▶ _WORK TO BE COMPLETED_
Below are records; state how many of their lines hold the word "side", and give only the figure.

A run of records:

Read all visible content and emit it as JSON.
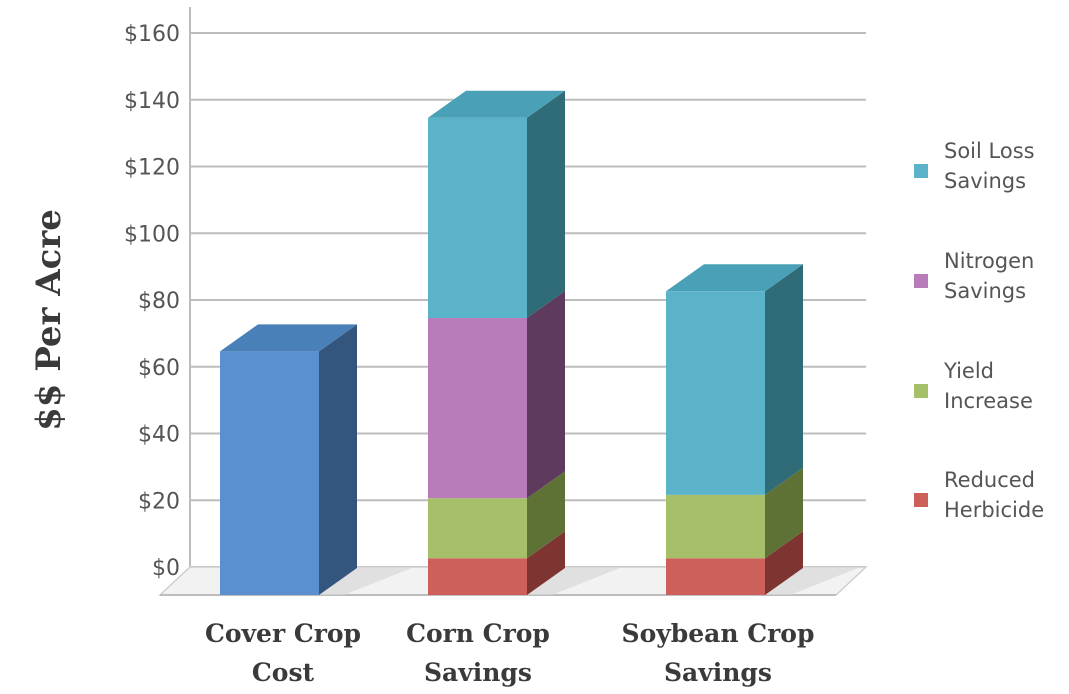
{
  "chart_data": {
    "type": "bar",
    "stacked": true,
    "three_d": true,
    "ylabel": "$$ Per Acre",
    "xlabel": "",
    "ylim": [
      0,
      160
    ],
    "yticks": [
      0,
      20,
      40,
      60,
      80,
      100,
      120,
      140,
      160
    ],
    "ytick_labels": [
      "$0",
      "$20",
      "$40",
      "$60",
      "$80",
      "$100",
      "$120",
      "$140",
      "$160"
    ],
    "grid": true,
    "legend_position": "right",
    "categories": [
      [
        "Cover Crop",
        "Cost"
      ],
      [
        "Corn Crop",
        "Savings"
      ],
      [
        "Soybean Crop",
        "Savings"
      ]
    ],
    "series": [
      {
        "name": "",
        "color": "#5b8fcf",
        "side": "#34567e",
        "top": "#4a80b8",
        "values": [
          73,
          0,
          0
        ]
      },
      {
        "name": "Reduced Herbicide",
        "legend": [
          "Reduced",
          "Herbicide"
        ],
        "color": "#cd605a",
        "side": "#7e3532",
        "top": "#b5504b",
        "values": [
          0,
          11,
          11
        ]
      },
      {
        "name": "Yield Increase",
        "legend": [
          "Yield",
          "Increase"
        ],
        "color": "#a6bf69",
        "side": "#5f7236",
        "top": "#93ab58",
        "values": [
          0,
          18,
          19
        ]
      },
      {
        "name": "Nitrogen Savings",
        "legend": [
          "Nitrogen",
          "Savings"
        ],
        "color": "#b87db8",
        "side": "#5f3a5f",
        "top": "#a26ea2",
        "values": [
          0,
          54,
          0
        ]
      },
      {
        "name": "Soil Loss Savings",
        "legend": [
          "Soil Loss",
          "Savings"
        ],
        "color": "#5bb3c9",
        "side": "#306b78",
        "top": "#4aa0b6",
        "values": [
          0,
          60,
          61
        ]
      }
    ],
    "legend_order": [
      4,
      3,
      2,
      1
    ]
  }
}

▶ _RESPONSE TO THE TASK_
5